Short exercise —
Provide the number of lines where the word "created" occurs, and no other text.

+ + +

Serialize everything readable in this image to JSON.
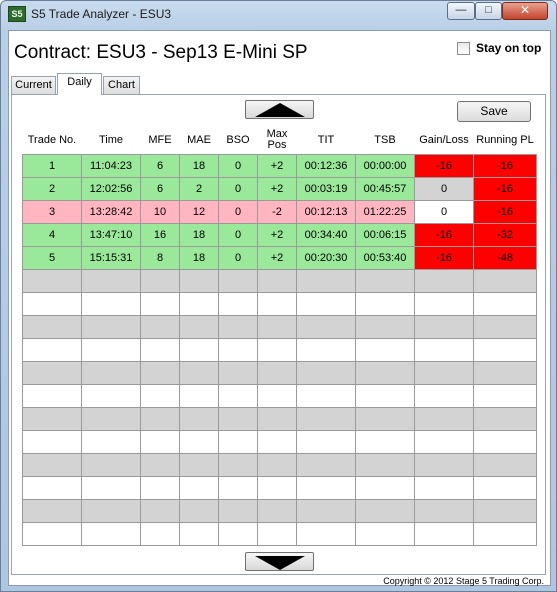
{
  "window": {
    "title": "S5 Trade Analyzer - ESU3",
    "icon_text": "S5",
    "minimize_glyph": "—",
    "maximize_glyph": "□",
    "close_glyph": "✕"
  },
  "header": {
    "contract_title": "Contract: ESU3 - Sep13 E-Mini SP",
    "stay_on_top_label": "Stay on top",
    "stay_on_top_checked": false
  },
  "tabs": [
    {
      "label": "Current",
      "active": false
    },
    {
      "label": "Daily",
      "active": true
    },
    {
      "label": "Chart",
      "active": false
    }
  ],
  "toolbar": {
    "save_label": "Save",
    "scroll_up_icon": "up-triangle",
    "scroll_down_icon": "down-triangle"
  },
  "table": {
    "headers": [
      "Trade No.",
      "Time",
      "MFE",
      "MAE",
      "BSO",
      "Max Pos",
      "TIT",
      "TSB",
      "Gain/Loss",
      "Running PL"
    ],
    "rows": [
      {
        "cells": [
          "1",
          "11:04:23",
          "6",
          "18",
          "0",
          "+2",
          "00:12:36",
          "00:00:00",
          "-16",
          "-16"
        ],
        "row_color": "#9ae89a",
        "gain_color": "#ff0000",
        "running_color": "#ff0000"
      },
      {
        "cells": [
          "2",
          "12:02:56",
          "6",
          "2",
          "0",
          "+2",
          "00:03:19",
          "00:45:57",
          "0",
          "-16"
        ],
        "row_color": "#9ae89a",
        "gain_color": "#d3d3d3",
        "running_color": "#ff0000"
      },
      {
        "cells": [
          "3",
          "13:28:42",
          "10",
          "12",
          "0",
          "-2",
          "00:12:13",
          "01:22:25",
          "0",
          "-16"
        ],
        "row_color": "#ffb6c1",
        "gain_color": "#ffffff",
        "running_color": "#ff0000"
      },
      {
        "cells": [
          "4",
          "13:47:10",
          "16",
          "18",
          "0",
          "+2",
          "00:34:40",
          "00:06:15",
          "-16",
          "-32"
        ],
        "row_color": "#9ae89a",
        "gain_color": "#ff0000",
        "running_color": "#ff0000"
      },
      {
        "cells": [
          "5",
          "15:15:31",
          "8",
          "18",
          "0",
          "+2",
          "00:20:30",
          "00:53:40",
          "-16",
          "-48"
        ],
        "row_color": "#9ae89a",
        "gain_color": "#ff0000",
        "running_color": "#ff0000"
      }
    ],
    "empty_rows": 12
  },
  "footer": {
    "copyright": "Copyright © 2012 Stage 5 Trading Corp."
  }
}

+ + +

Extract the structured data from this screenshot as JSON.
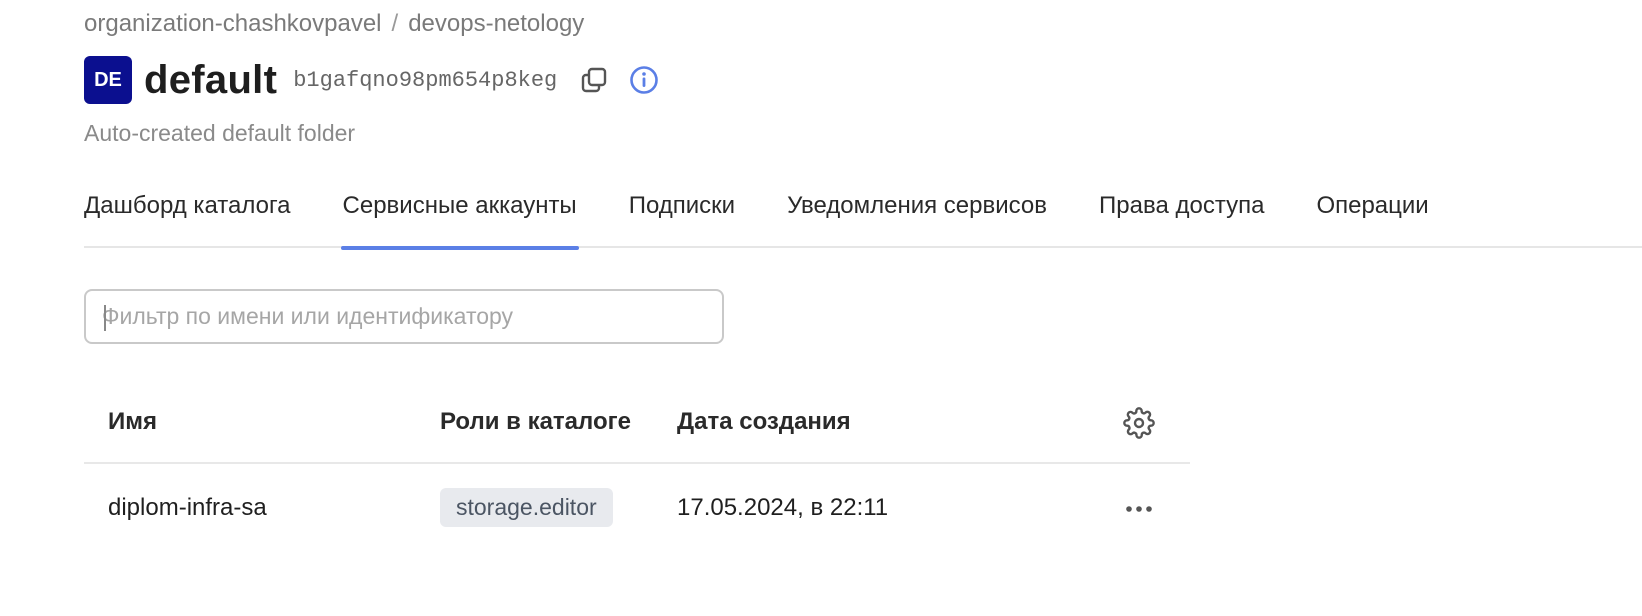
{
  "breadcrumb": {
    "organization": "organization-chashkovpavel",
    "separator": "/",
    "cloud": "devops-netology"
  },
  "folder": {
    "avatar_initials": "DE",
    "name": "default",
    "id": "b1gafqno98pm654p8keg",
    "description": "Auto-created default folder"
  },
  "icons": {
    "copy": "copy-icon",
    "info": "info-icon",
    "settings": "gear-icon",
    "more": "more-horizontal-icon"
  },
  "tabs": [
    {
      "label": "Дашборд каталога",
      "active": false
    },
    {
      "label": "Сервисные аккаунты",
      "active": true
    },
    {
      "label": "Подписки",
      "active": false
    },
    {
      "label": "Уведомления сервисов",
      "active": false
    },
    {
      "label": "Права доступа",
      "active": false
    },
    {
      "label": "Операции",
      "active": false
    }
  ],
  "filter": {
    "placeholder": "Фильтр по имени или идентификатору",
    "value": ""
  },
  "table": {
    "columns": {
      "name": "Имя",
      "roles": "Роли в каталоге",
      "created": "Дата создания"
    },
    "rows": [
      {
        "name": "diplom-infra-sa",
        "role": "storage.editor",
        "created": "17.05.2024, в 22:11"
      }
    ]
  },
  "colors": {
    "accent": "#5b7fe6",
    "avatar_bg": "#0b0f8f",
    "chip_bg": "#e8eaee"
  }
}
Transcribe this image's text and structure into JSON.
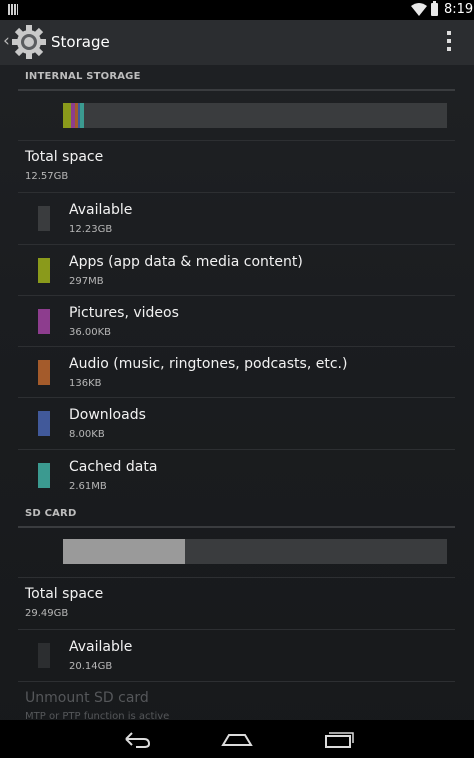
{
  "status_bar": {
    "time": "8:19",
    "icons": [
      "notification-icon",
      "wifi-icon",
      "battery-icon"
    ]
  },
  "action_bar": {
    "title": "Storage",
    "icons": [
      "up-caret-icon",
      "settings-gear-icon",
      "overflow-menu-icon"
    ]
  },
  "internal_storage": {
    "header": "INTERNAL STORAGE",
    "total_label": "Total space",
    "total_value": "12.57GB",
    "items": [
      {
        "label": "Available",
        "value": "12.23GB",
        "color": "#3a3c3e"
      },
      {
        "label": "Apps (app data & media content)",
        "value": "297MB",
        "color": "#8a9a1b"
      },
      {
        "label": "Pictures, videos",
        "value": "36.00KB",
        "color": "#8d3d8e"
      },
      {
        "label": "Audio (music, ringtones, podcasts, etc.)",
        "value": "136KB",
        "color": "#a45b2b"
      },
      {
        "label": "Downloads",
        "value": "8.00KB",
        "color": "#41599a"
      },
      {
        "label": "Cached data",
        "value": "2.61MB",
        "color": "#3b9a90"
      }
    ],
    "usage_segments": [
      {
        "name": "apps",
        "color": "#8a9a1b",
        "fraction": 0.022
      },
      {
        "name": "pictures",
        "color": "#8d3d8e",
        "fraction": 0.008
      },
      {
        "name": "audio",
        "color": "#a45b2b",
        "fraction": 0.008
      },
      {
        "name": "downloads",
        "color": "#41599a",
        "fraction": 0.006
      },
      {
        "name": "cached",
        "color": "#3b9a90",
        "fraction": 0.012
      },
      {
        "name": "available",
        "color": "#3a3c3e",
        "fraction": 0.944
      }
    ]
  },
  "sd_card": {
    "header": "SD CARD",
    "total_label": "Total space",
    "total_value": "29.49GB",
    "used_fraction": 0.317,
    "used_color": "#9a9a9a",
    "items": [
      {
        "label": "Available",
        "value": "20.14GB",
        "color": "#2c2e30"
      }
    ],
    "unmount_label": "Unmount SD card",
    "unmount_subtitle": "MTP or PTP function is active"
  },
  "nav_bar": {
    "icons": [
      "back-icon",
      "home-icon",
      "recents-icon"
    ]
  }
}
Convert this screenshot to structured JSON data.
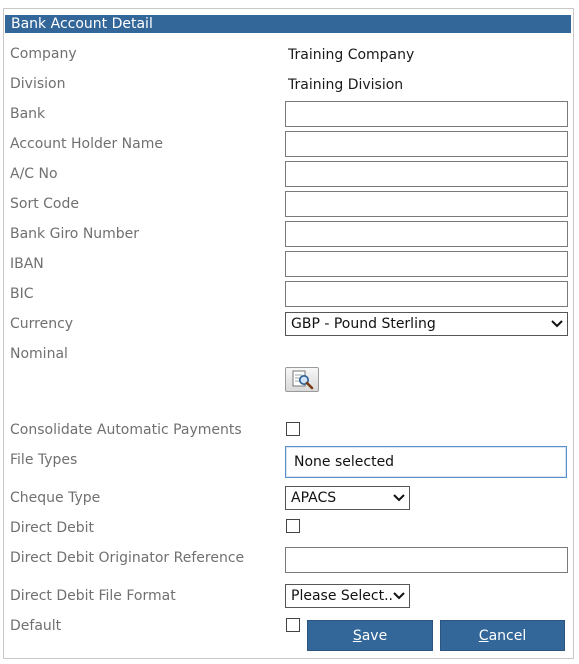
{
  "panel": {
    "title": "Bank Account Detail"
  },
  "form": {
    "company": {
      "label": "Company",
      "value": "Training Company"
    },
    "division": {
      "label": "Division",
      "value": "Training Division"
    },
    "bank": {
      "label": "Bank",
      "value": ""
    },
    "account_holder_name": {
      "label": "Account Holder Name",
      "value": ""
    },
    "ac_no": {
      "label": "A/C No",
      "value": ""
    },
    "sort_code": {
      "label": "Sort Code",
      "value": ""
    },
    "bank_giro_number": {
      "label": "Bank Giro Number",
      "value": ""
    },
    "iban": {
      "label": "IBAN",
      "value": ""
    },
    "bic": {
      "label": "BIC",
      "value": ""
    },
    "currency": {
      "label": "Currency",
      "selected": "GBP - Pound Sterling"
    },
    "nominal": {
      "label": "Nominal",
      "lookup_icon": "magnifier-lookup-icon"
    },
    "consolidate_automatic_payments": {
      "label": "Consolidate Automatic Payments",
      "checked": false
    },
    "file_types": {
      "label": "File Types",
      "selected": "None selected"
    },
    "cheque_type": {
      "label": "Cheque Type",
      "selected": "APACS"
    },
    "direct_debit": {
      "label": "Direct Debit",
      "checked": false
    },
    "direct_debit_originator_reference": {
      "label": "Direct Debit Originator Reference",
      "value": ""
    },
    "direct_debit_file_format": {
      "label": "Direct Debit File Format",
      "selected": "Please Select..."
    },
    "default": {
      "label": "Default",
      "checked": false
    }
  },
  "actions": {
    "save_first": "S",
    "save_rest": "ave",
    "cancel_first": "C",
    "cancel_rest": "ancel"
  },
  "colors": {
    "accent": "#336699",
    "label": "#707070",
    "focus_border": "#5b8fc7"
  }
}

+ + +

Problem solution —
3